Data for processing:
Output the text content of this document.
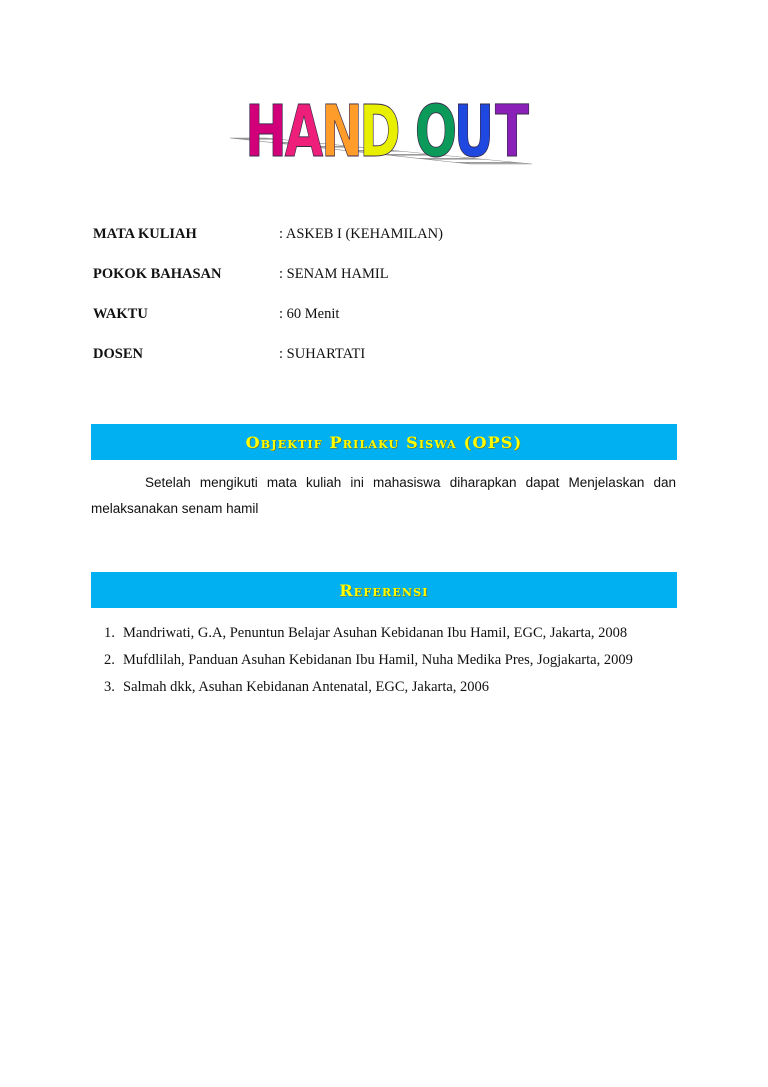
H
A
N
D O
U T
MATA KULIAH	: ASKEB I (KEHAMILAN)
POKOK BAHASAN	: SENAM HAMIL
WAKTU	: 60 Menit
DOSEN	: SUHARTATI
Objektif Prilaku Siswa (OPS)

Setelah mengikuti mata kuliah ini mahasiswa diharapkan dapat Menjelaskan dan melaksanakan senam hamil

Referensi
1. Mandriwati, G.A, Penuntun Belajar Asuhan Kebidanan Ibu Hamil, EGC, Jakarta, 2008
2. Mufdlilah, Panduan Asuhan Kebidanan Ibu Hamil, Nuha Medika Pres, Jogjakarta, 2009
3. Salmah dkk, Asuhan Kebidanan Antenatal, EGC, Jakarta, 2006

What is being asked: Transcribe all of the material exactly, leaving out whatever pictures it contains.

Final answer:
Output the text content of this document.
H
A
N
D O
U T
MATA KULIAH	: ASKEB I (KEHAMILAN)
POKOK BAHASAN	: SENAM HAMIL
WAKTU	: 60 Menit
DOSEN	: SUHARTATI
Objektif Prilaku Siswa (OPS)

Setelah mengikuti mata kuliah ini mahasiswa diharapkan dapat Menjelaskan dan melaksanakan senam hamil

Referensi
1. Mandriwati, G.A, Penuntun Belajar Asuhan Kebidanan Ibu Hamil, EGC, Jakarta, 2008
2. Mufdlilah, Panduan Asuhan Kebidanan Ibu Hamil, Nuha Medika Pres, Jogjakarta, 2009
3. Salmah dkk, Asuhan Kebidanan Antenatal, EGC, Jakarta, 2006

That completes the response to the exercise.